Start of Recorded information
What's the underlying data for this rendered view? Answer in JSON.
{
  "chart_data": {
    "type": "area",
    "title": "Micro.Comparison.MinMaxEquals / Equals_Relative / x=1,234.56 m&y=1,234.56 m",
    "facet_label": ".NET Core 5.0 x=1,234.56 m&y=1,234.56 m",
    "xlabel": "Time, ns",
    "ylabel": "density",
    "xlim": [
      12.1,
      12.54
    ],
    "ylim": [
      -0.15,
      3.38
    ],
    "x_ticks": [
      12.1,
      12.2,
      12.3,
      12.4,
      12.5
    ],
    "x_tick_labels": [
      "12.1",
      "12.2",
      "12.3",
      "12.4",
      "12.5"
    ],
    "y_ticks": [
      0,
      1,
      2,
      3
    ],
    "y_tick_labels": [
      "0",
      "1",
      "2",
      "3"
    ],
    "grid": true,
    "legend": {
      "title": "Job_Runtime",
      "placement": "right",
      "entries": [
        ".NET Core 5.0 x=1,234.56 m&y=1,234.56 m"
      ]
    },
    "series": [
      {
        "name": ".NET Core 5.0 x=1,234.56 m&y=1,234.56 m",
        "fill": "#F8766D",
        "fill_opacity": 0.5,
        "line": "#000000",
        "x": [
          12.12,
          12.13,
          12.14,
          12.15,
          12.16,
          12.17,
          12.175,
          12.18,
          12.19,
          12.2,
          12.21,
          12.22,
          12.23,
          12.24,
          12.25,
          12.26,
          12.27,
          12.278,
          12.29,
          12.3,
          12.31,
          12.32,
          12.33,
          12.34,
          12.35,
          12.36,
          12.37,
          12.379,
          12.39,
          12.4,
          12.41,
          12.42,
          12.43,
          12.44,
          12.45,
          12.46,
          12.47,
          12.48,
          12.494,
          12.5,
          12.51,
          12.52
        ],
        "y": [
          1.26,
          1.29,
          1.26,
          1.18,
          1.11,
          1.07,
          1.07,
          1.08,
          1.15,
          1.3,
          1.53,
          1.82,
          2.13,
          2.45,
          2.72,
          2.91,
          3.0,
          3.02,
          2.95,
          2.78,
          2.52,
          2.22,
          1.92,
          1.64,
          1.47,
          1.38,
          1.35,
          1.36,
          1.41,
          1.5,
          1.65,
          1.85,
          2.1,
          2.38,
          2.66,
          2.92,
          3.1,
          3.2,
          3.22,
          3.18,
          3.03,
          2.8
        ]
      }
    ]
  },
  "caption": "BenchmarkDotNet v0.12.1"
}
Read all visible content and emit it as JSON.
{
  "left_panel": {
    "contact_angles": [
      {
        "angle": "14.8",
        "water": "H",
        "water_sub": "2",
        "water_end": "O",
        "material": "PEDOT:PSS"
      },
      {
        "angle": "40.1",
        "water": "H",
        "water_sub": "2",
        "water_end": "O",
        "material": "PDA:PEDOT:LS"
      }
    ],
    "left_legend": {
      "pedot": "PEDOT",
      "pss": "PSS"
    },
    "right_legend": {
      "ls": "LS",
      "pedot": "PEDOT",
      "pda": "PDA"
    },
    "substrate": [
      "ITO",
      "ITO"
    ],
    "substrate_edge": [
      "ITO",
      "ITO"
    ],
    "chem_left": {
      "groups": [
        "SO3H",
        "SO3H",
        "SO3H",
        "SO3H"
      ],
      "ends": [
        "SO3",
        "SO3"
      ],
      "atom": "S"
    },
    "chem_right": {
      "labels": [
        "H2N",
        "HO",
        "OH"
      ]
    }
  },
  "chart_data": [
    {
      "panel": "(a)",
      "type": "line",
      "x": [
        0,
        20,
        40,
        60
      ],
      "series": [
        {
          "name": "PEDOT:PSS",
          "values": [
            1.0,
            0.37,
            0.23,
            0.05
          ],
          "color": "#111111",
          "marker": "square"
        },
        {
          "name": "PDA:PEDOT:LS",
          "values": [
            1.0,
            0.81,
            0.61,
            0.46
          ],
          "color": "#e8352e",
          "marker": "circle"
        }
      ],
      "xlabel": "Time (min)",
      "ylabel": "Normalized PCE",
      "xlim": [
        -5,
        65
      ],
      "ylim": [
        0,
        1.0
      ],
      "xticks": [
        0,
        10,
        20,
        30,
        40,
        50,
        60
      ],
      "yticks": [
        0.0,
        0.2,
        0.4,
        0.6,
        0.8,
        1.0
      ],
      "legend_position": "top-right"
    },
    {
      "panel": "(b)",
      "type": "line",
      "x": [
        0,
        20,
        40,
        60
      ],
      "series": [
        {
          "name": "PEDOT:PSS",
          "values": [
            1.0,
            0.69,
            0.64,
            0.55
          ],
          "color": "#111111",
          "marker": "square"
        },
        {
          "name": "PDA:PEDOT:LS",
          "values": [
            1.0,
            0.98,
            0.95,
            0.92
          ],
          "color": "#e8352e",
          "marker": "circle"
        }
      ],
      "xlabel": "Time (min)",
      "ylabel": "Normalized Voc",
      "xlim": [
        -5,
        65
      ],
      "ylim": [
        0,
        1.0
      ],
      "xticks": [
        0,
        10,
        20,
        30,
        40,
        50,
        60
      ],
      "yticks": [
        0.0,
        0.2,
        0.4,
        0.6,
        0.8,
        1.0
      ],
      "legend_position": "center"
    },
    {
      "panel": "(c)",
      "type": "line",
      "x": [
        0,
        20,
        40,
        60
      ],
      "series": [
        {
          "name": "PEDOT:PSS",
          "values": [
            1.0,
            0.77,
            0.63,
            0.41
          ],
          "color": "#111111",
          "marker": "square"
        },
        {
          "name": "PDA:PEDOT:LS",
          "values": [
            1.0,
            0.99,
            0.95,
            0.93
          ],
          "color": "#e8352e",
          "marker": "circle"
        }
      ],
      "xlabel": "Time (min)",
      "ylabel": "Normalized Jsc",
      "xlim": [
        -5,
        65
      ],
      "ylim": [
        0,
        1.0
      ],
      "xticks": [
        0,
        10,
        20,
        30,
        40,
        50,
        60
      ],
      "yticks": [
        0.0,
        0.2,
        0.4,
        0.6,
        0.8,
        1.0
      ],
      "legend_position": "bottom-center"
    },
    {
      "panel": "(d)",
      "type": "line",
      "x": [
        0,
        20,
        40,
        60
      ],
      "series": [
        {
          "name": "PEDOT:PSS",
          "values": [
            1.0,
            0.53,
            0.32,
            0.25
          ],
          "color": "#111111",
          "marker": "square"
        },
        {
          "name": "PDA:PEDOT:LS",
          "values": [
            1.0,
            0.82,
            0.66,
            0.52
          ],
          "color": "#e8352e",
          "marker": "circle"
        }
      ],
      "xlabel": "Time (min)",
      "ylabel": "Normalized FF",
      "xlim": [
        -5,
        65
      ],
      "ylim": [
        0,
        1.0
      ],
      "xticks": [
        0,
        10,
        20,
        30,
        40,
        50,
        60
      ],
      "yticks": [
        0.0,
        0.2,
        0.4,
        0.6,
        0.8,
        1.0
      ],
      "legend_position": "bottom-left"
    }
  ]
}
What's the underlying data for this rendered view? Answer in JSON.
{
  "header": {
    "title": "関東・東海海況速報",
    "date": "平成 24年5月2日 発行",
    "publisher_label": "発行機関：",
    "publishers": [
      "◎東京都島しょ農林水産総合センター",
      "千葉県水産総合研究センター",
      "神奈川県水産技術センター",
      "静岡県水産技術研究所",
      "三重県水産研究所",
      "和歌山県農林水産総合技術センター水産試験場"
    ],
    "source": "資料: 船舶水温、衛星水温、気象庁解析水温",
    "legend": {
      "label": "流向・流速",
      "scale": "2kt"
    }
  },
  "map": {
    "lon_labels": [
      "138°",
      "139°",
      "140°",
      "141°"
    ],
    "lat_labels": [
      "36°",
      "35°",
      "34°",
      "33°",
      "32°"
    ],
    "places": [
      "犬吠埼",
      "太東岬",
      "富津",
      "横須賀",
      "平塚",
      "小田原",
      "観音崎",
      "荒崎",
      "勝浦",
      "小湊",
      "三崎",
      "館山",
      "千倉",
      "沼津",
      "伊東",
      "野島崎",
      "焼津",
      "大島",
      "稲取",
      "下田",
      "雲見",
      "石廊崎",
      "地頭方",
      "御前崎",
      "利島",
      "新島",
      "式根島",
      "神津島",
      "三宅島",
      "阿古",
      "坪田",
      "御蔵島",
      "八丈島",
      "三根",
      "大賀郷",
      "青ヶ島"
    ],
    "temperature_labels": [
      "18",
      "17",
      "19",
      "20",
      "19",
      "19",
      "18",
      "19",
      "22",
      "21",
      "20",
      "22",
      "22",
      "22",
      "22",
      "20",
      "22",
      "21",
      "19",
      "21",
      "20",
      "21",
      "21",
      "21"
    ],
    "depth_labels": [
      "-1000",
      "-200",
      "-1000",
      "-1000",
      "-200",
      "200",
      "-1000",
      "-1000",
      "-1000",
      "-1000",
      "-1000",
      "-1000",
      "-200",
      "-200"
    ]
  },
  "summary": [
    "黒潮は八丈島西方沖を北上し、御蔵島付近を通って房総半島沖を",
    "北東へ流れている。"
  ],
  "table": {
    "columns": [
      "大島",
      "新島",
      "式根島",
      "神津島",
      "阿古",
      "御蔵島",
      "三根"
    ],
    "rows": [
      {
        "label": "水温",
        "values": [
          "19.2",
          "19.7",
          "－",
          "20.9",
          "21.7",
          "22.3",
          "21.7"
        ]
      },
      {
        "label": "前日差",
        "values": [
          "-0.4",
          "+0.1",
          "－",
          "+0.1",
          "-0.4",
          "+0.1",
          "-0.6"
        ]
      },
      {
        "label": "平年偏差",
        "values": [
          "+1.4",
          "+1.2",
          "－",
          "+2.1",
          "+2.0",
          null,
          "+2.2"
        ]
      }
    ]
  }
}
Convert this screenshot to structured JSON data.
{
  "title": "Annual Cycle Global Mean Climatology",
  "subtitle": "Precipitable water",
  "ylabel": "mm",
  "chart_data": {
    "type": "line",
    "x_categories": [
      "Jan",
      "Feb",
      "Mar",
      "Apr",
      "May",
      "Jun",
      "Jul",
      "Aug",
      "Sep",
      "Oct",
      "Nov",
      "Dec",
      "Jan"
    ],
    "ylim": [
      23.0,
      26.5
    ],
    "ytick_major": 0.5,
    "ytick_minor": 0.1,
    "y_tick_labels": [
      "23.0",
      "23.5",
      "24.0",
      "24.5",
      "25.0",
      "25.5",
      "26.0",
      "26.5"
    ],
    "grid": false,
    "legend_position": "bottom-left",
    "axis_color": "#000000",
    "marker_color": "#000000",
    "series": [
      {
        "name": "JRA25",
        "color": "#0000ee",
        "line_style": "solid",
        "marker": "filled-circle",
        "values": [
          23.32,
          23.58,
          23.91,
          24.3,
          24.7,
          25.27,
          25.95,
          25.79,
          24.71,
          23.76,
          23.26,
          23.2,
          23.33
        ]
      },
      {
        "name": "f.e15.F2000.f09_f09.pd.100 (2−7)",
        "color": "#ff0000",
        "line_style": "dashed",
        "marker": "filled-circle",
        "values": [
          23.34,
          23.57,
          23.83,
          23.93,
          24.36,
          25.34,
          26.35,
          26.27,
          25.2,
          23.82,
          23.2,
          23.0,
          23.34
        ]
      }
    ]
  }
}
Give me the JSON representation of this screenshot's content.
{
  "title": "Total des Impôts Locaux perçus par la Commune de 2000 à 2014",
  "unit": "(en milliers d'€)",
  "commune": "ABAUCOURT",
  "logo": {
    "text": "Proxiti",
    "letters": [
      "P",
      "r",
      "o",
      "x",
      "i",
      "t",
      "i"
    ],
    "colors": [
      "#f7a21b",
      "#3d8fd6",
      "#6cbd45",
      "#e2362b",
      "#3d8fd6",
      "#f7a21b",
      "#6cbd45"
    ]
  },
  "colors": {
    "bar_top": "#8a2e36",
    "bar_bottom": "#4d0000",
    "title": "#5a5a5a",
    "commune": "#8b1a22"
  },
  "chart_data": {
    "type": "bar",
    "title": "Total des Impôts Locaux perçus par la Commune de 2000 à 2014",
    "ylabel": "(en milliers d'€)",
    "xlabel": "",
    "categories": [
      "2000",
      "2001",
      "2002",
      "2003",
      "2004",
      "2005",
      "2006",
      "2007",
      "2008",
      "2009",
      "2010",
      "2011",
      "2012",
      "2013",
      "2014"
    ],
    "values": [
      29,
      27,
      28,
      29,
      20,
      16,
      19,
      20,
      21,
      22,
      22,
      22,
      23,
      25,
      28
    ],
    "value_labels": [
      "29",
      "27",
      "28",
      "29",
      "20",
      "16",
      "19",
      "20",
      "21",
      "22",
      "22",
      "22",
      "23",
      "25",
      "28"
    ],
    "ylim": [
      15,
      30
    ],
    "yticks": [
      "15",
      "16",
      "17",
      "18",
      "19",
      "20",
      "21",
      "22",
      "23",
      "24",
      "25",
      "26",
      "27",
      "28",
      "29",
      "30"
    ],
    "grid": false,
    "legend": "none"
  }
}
End of Recorded information
Your objective ▸ Copy each line that holds the word "Locaux".

Solution to this problem ▸
  "title": "Total des Impôts Locaux perçus par la Commune de 2000 à 2014",
    "title": "Total des Impôts Locaux perçus par la Commune de 2000 à 2014",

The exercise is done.